Problem statement: Print each of the entries exactly, leaving nothing out.

Some records:

——

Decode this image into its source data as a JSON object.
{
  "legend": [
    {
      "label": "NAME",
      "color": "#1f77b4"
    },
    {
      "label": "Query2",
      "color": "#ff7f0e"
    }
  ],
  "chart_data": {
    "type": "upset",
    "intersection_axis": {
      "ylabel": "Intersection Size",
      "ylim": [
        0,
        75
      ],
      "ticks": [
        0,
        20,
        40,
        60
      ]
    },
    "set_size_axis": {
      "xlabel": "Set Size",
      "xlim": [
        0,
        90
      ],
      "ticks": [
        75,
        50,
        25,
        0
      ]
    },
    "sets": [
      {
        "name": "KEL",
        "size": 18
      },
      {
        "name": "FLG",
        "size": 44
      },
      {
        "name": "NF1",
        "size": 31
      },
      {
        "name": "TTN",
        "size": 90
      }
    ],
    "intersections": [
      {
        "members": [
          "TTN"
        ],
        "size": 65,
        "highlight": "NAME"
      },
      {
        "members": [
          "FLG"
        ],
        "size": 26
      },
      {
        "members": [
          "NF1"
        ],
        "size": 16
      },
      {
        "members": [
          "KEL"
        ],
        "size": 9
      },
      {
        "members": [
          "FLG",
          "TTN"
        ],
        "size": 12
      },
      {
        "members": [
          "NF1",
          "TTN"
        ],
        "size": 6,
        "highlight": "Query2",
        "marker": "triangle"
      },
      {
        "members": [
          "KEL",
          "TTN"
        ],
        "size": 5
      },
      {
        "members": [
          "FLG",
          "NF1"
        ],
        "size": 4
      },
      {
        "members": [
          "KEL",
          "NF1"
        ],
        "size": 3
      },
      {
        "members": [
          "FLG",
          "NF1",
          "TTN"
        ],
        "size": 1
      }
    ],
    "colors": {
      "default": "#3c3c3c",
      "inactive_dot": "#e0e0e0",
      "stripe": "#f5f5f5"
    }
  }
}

——

Finished task:
Decode this image into its source data as a JSON object.
{
  "legend": [
    {
      "label": "NAME",
      "color": "#1f77b4"
    },
    {
      "label": "Query2",
      "color": "#ff7f0e"
    }
  ],
  "chart_data": {
    "type": "upset",
    "intersection_axis": {
      "ylabel": "Intersection Size",
      "ylim": [
        0,
        75
      ],
      "ticks": [
        0,
        20,
        40,
        60
      ]
    },
    "set_size_axis": {
      "xlabel": "Set Size",
      "xlim": [
        0,
        90
      ],
      "ticks": [
        75,
        50,
        25,
        0
      ]
    },
    "sets": [
      {
        "name": "KEL",
        "size": 18
      },
      {
        "name": "FLG",
        "size": 44
      },
      {
        "name": "NF1",
        "size": 31
      },
      {
        "name": "TTN",
        "size": 90
      }
    ],
    "intersections": [
      {
        "members": [
          "TTN"
        ],
        "size": 65,
        "highlight": "NAME"
      },
      {
        "members": [
          "FLG"
        ],
        "size": 26
      },
      {
        "members": [
          "NF1"
        ],
        "size": 16
      },
      {
        "members": [
          "KEL"
        ],
        "size": 9
      },
      {
        "members": [
          "FLG",
          "TTN"
        ],
        "size": 12
      },
      {
        "members": [
          "NF1",
          "TTN"
        ],
        "size": 6,
        "highlight": "Query2",
        "marker": "triangle"
      },
      {
        "members": [
          "KEL",
          "TTN"
        ],
        "size": 5
      },
      {
        "members": [
          "FLG",
          "NF1"
        ],
        "size": 4
      },
      {
        "members": [
          "KEL",
          "NF1"
        ],
        "size": 3
      },
      {
        "members": [
          "FLG",
          "NF1",
          "TTN"
        ],
        "size": 1
      }
    ],
    "colors": {
      "default": "#3c3c3c",
      "inactive_dot": "#e0e0e0",
      "stripe": "#f5f5f5"
    }
  }
}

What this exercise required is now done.